>> start The data

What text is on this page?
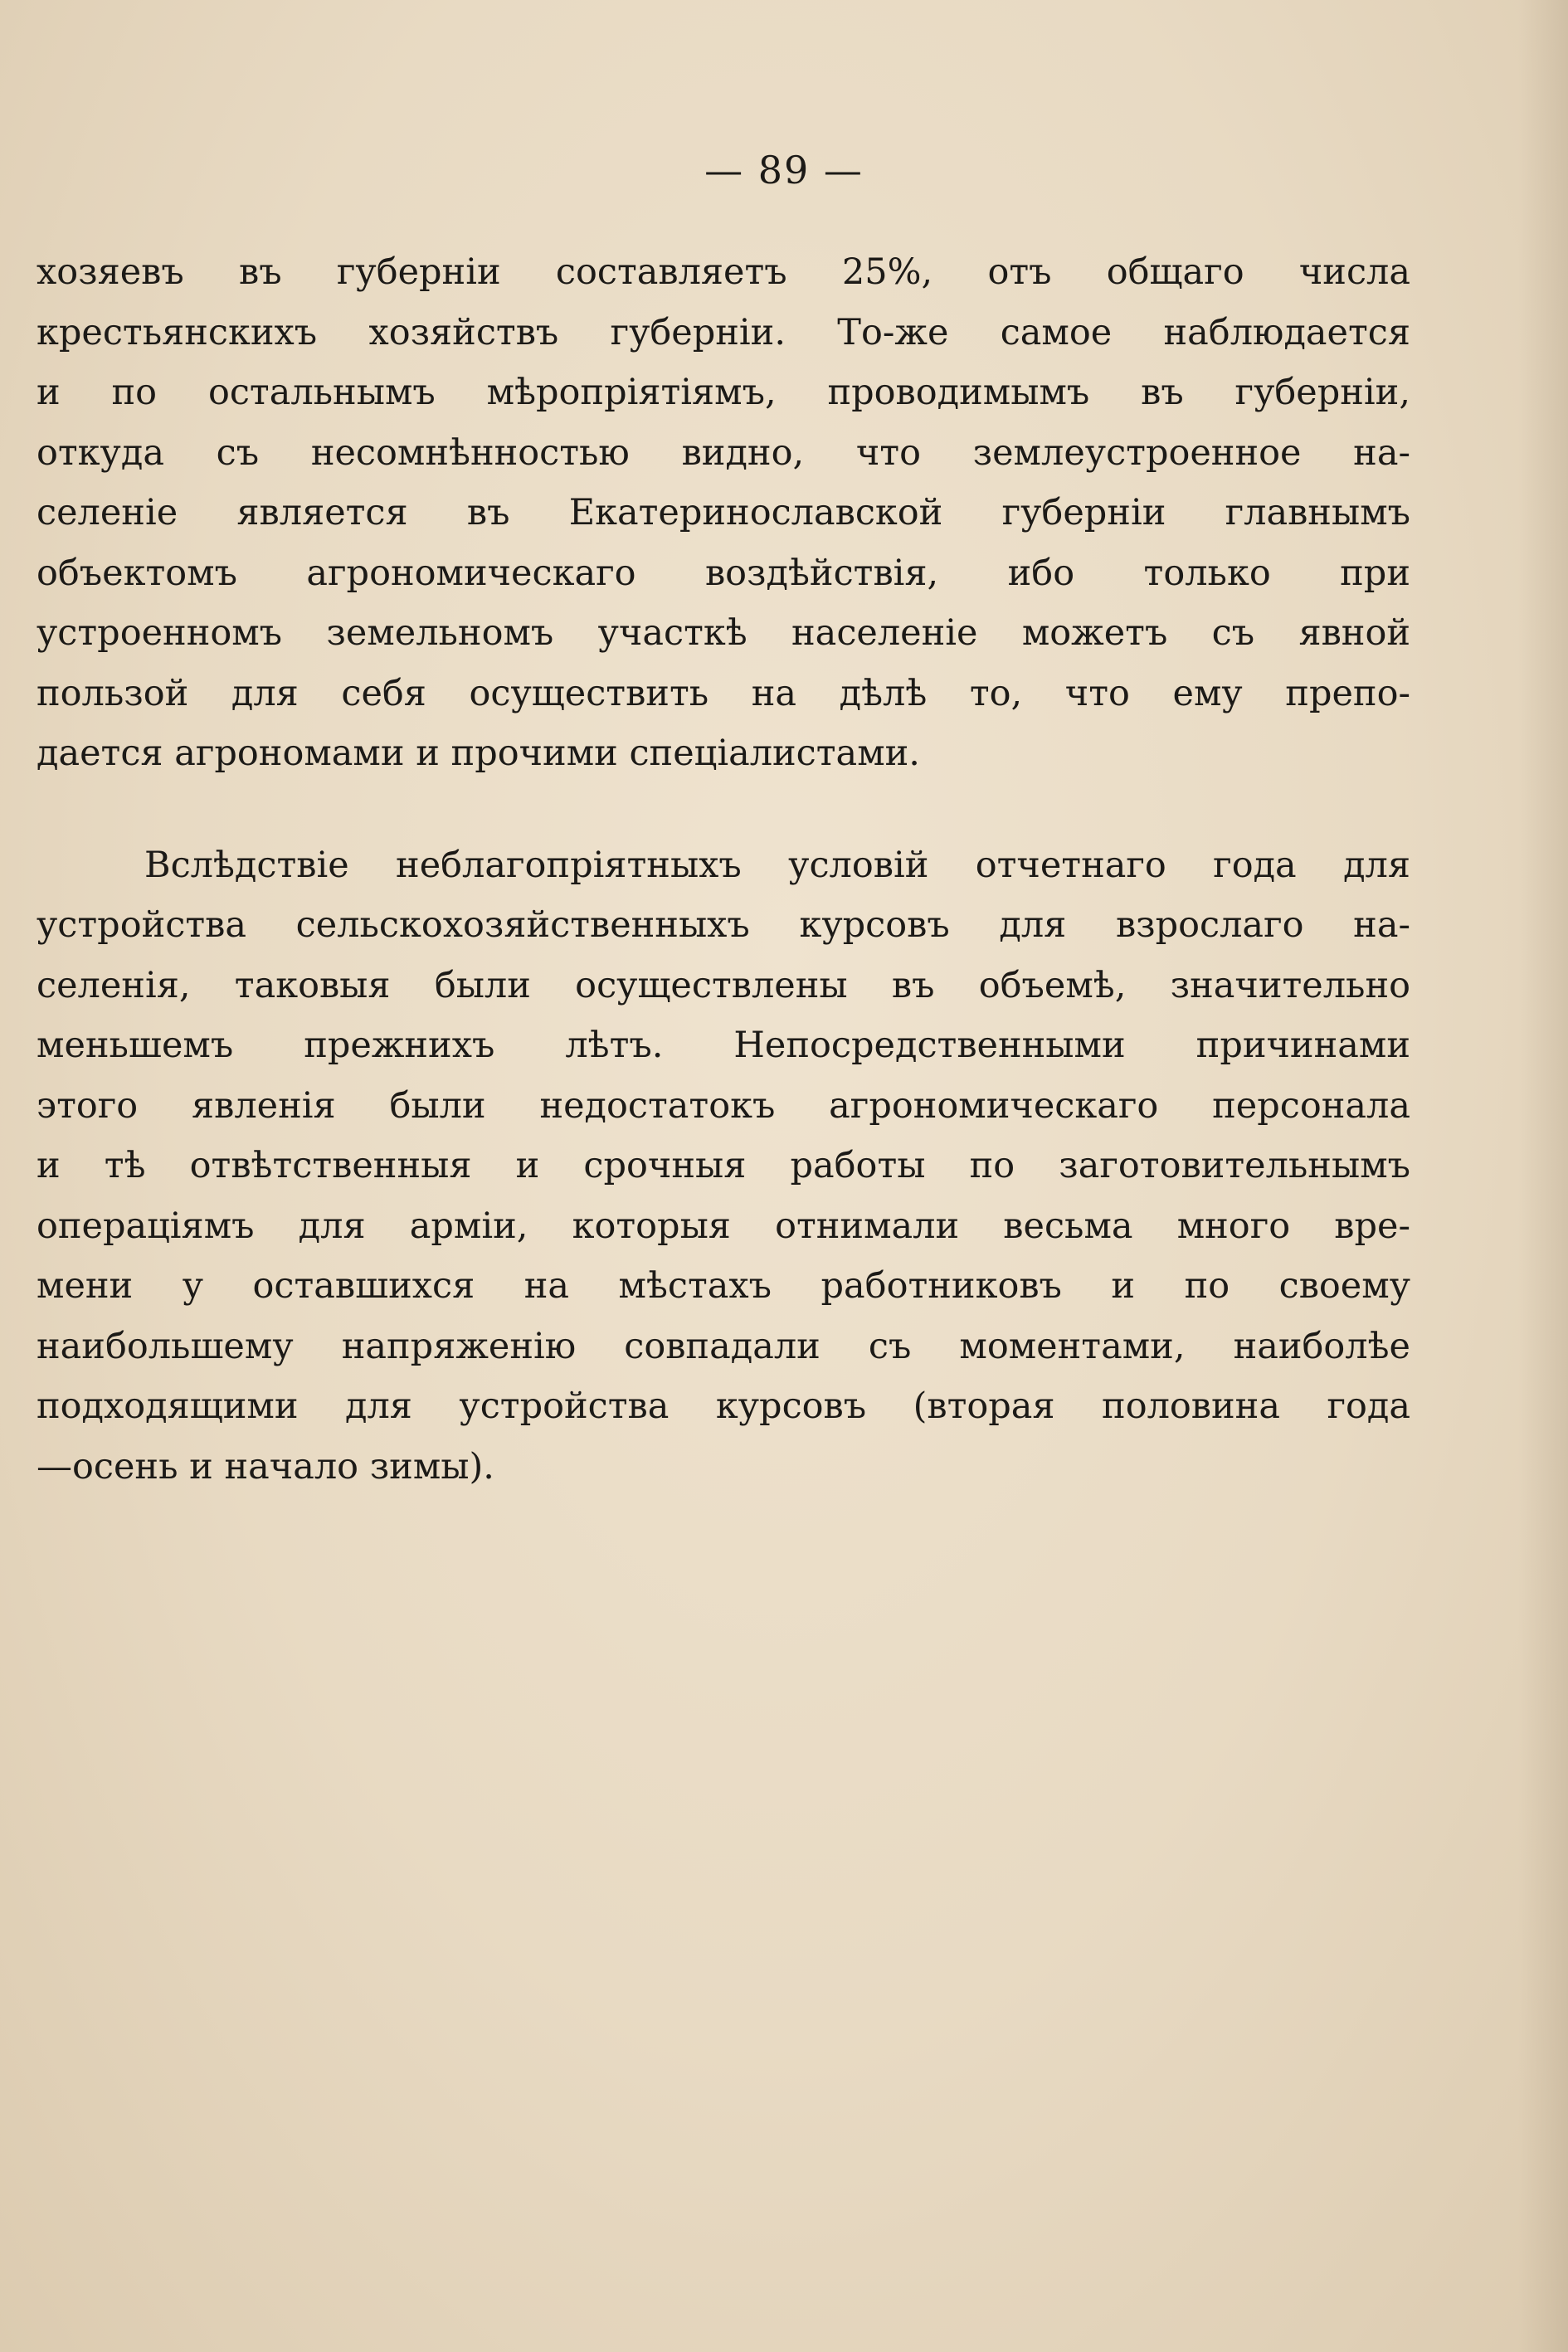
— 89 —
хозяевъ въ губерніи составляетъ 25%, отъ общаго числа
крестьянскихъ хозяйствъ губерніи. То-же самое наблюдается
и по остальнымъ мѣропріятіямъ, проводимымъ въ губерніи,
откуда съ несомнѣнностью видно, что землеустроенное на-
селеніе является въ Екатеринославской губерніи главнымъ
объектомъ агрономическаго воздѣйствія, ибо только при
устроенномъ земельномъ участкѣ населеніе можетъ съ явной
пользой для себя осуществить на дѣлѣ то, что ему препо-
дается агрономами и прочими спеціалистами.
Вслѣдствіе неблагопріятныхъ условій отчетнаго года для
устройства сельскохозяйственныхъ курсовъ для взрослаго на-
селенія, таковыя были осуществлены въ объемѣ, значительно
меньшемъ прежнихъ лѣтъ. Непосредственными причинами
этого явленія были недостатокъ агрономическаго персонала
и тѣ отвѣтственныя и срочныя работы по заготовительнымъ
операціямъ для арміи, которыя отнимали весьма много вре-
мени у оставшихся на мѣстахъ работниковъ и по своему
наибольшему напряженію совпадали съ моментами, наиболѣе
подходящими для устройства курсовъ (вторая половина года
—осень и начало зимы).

>> end The data

* _Instruction_: Check each line of the entries above for the word "курсовъ". List the ones that have it.

* _Answer to the problem_:
устройства сельскохозяйственныхъ курсовъ для взрослаго на-
подходящими для устройства курсовъ (вторая половина года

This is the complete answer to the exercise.